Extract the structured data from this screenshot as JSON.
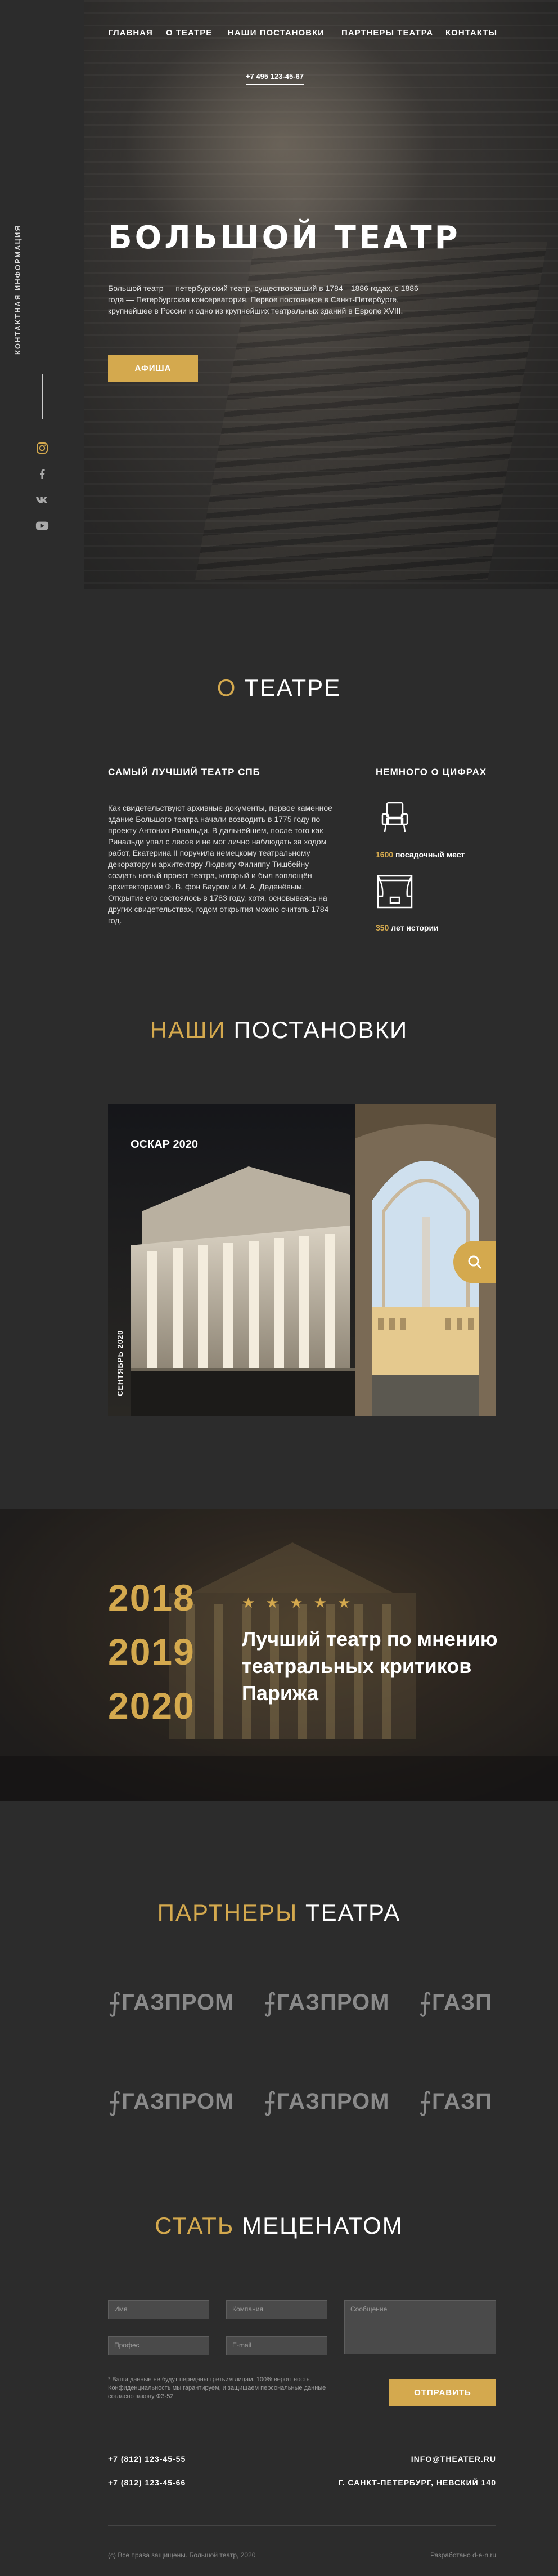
{
  "nav": {
    "items": [
      "ГЛАВНАЯ",
      "О ТЕАТРЕ",
      "НАШИ ПОСТАНОВКИ",
      "ПАРТНЕРЫ ТЕАТРА",
      "КОНТАКТЫ"
    ],
    "phone": "+7 495 123-45-67"
  },
  "sidebar": {
    "label": "КОНТАКТНАЯ ИНФОРМАЦИЯ",
    "icons": [
      "instagram-icon",
      "facebook-icon",
      "vk-icon",
      "youtube-icon"
    ]
  },
  "hero": {
    "title": "БОЛЬШОЙ ТЕАТР",
    "text": "Большой театр — петербургский театр, существовавший в 1784—1886 годах, с 1886 года — Петербургская консерватория. Первое постоянное в Санкт-Петербурге, крупнейшее в России и одно из крупнейших театральных зданий в Европе XVIII.",
    "button": "АФИША"
  },
  "about": {
    "title_accent": "О",
    "title_rest": "ТЕАТРЕ",
    "left_heading": "САМЫЙ ЛУЧШИЙ ТЕАТР СПБ",
    "left_text": "Как свидетельствуют архивные документы, первое каменное здание Большого театра начали возводить в 1775 году по проекту Антонио Ринальди. В дальнейшем, после того как Ринальди упал с лесов и не мог лично наблюдать за ходом работ, Екатерина II поручила немецкому театральному декоратору и архитектору Людвигу Филиппу Тишбейну создать новый проект театра, который и был воплощён архитекторами Ф. В. фон Бауром и М. А. Деденёвым. Открытие его состоялось в 1783 году, хотя, основываясь на других свидетельствах, годом открытия можно считать 1784 год.",
    "right_heading": "НЕМНОГО О ЦИФРАХ",
    "stats": [
      {
        "value": "1600",
        "label": "посадочный мест"
      },
      {
        "value": "350",
        "label": "лет истории"
      }
    ]
  },
  "shows": {
    "title_accent": "НАШИ",
    "title_rest": "ПОСТАНОВКИ",
    "card_title": "ОСКАР 2020",
    "card_date": "СЕНТЯБРЬ 2020"
  },
  "awards": {
    "years": [
      "2018",
      "2019",
      "2020"
    ],
    "stars": "★ ★ ★ ★ ★",
    "text": "Лучший театр по мнению театральных критиков Парижа"
  },
  "partners": {
    "title_accent": "ПАРТНЕРЫ",
    "title_rest": "ТЕАТРА",
    "logos": [
      "ГАЗПРОМ",
      "ГАЗПРОМ",
      "ГАЗП",
      "ГАЗПРОМ",
      "ГАЗПРОМ",
      "ГАЗП"
    ]
  },
  "form": {
    "title_accent": "СТАТЬ",
    "title_rest": "МЕЦЕНАТОМ",
    "name_placeholder": "Имя",
    "company_placeholder": "Компания",
    "message_placeholder": "Сообщение",
    "profession_placeholder": "Профес",
    "email_placeholder": "E-mail",
    "note": "* Ваши данные не будут переданы третьим лицам. 100% вероятность. Конфиденциальность мы гарантируем, и защищаем персональные данные согласно закону ФЗ-52",
    "submit": "ОТПРАВИТЬ"
  },
  "footer": {
    "phone1": "+7 (812) 123-45-55",
    "phone2": "+7 (812) 123-45-66",
    "email": "INFO@THEATER.RU",
    "address": "Г. САНКТ-ПЕТЕРБУРГ, НЕВСКИЙ 140",
    "copyright": "(c) Все права защищены. Большой театр, 2020",
    "dev": "Разработано d-e-n.ru"
  },
  "colors": {
    "accent": "#d4a94e",
    "background": "#2c2c2c"
  }
}
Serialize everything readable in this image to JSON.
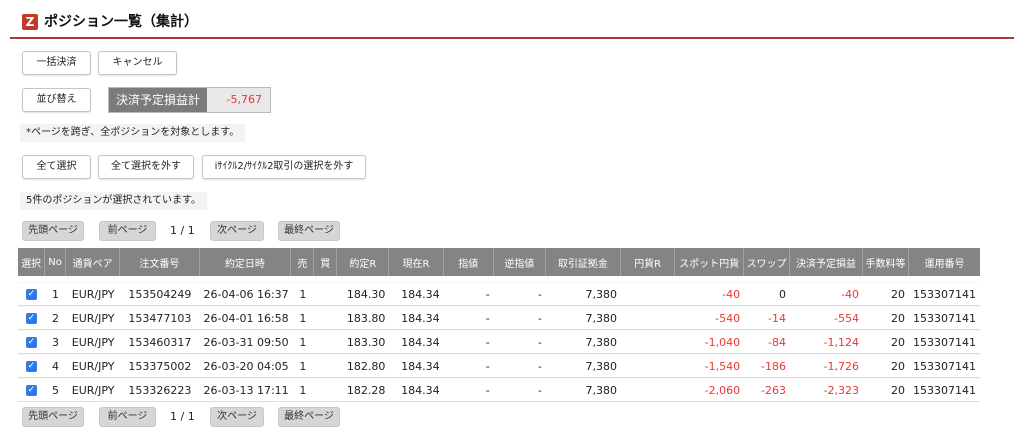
{
  "header": {
    "logo": "Z",
    "title": "ポジション一覧（集計）"
  },
  "actions": {
    "bulk_settle": "一括決済",
    "cancel": "キャンセル",
    "sort": "並び替え",
    "pl_label": "決済予定損益計",
    "pl_value": "-5,767"
  },
  "note": "*ページを跨ぎ、全ポジションを対象とします。",
  "selection": {
    "select_all": "全て選択",
    "deselect_all": "全て選択を外す",
    "deselect_cycle": "iｻｲｸﾙ2/ｻｲｸﾙ2取引の選択を外す",
    "status": "5件のポジションが選択されています。"
  },
  "pager": {
    "first": "先頭ページ",
    "prev": "前ページ",
    "info": "1 / 1",
    "next": "次ページ",
    "last": "最終ページ"
  },
  "table": {
    "headers": [
      "選択",
      "No",
      "通貨ペア",
      "注文番号",
      "約定日時",
      "売",
      "買",
      "約定R",
      "現在R",
      "指値",
      "逆指値",
      "取引証拠金",
      "円貨R",
      "スポット円貨",
      "スワップ",
      "決済予定損益",
      "手数料等",
      "運用番号"
    ],
    "rows": [
      {
        "no": "1",
        "pair": "EUR/JPY",
        "order": "153504249",
        "time": "26-04-06 16:37",
        "sell": "1",
        "buy": "",
        "rate": "184.30",
        "cur": "184.34",
        "limit": "-",
        "stop": "-",
        "margin": "7,380",
        "yen": "",
        "spot": "-40",
        "swap": "0",
        "pl": "-40",
        "fee": "20",
        "op": "153307141"
      },
      {
        "no": "2",
        "pair": "EUR/JPY",
        "order": "153477103",
        "time": "26-04-01 16:58",
        "sell": "1",
        "buy": "",
        "rate": "183.80",
        "cur": "184.34",
        "limit": "-",
        "stop": "-",
        "margin": "7,380",
        "yen": "",
        "spot": "-540",
        "swap": "-14",
        "pl": "-554",
        "fee": "20",
        "op": "153307141"
      },
      {
        "no": "3",
        "pair": "EUR/JPY",
        "order": "153460317",
        "time": "26-03-31 09:50",
        "sell": "1",
        "buy": "",
        "rate": "183.30",
        "cur": "184.34",
        "limit": "-",
        "stop": "-",
        "margin": "7,380",
        "yen": "",
        "spot": "-1,040",
        "swap": "-84",
        "pl": "-1,124",
        "fee": "20",
        "op": "153307141"
      },
      {
        "no": "4",
        "pair": "EUR/JPY",
        "order": "153375002",
        "time": "26-03-20 04:05",
        "sell": "1",
        "buy": "",
        "rate": "182.80",
        "cur": "184.34",
        "limit": "-",
        "stop": "-",
        "margin": "7,380",
        "yen": "",
        "spot": "-1,540",
        "swap": "-186",
        "pl": "-1,726",
        "fee": "20",
        "op": "153307141"
      },
      {
        "no": "5",
        "pair": "EUR/JPY",
        "order": "153326223",
        "time": "26-03-13 17:11",
        "sell": "1",
        "buy": "",
        "rate": "182.28",
        "cur": "184.34",
        "limit": "-",
        "stop": "-",
        "margin": "7,380",
        "yen": "",
        "spot": "-2,060",
        "swap": "-263",
        "pl": "-2,323",
        "fee": "20",
        "op": "153307141"
      }
    ]
  },
  "colors": {
    "accent": "#a83a2e",
    "negative": "#e53935",
    "checkbox": "#2f7be5",
    "header_bg": "#848484"
  }
}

────────────────

§ **Your task**:
Copy out every line of the data that includes "ПОСТАНОВКИ".

§ **Solution to this task**:
      "НАШИ ПОСТАНОВКИ",
    "title_rest": "ПОСТАНОВКИ",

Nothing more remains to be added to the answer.